_TASK DETAILS_
Print each of the entries exactly, leaving nothing out.

_TASK INPUT_

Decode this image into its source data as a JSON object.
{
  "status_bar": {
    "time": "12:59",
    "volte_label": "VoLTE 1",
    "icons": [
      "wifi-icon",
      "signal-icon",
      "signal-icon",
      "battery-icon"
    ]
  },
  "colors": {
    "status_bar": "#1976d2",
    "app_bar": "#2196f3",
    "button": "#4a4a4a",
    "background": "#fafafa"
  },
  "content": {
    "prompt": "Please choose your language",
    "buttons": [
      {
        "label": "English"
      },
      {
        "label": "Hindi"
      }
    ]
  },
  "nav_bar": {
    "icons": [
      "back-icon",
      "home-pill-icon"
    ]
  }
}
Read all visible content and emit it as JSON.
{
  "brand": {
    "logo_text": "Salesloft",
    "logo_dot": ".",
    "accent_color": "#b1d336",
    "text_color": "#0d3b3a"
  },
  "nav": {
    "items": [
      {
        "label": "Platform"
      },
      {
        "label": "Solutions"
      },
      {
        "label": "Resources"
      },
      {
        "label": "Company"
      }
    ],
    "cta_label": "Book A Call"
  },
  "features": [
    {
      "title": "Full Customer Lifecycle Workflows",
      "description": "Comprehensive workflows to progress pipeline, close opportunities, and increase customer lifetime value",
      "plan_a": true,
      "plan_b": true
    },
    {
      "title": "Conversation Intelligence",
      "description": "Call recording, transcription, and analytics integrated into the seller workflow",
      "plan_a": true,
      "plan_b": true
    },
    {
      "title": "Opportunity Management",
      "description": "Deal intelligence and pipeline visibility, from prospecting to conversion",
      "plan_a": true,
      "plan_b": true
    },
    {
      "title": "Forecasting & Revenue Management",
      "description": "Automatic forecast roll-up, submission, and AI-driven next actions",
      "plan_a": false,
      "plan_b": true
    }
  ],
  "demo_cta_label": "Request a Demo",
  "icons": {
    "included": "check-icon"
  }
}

_COMPLETE OUTPUT_
Decode this image into its source data as a JSON object.
{
  "status_bar": {
    "time": "12:59",
    "volte_label": "VoLTE 1",
    "icons": [
      "wifi-icon",
      "signal-icon",
      "signal-icon",
      "battery-icon"
    ]
  },
  "colors": {
    "status_bar": "#1976d2",
    "app_bar": "#2196f3",
    "button": "#4a4a4a",
    "background": "#fafafa"
  },
  "content": {
    "prompt": "Please choose your language",
    "buttons": [
      {
        "label": "English"
      },
      {
        "label": "Hindi"
      }
    ]
  },
  "nav_bar": {
    "icons": [
      "back-icon",
      "home-pill-icon"
    ]
  }
}
Read all visible content and emit it as JSON.
{
  "brand": {
    "logo_text": "Salesloft",
    "logo_dot": ".",
    "accent_color": "#b1d336",
    "text_color": "#0d3b3a"
  },
  "nav": {
    "items": [
      {
        "label": "Platform"
      },
      {
        "label": "Solutions"
      },
      {
        "label": "Resources"
      },
      {
        "label": "Company"
      }
    ],
    "cta_label": "Book A Call"
  },
  "features": [
    {
      "title": "Full Customer Lifecycle Workflows",
      "description": "Comprehensive workflows to progress pipeline, close opportunities, and increase customer lifetime value",
      "plan_a": true,
      "plan_b": true
    },
    {
      "title": "Conversation Intelligence",
      "description": "Call recording, transcription, and analytics integrated into the seller workflow",
      "plan_a": true,
      "plan_b": true
    },
    {
      "title": "Opportunity Management",
      "description": "Deal intelligence and pipeline visibility, from prospecting to conversion",
      "plan_a": true,
      "plan_b": true
    },
    {
      "title": "Forecasting & Revenue Management",
      "description": "Automatic forecast roll-up, submission, and AI-driven next actions",
      "plan_a": false,
      "plan_b": true
    }
  ],
  "demo_cta_label": "Request a Demo",
  "icons": {
    "included": "check-icon"
  }
}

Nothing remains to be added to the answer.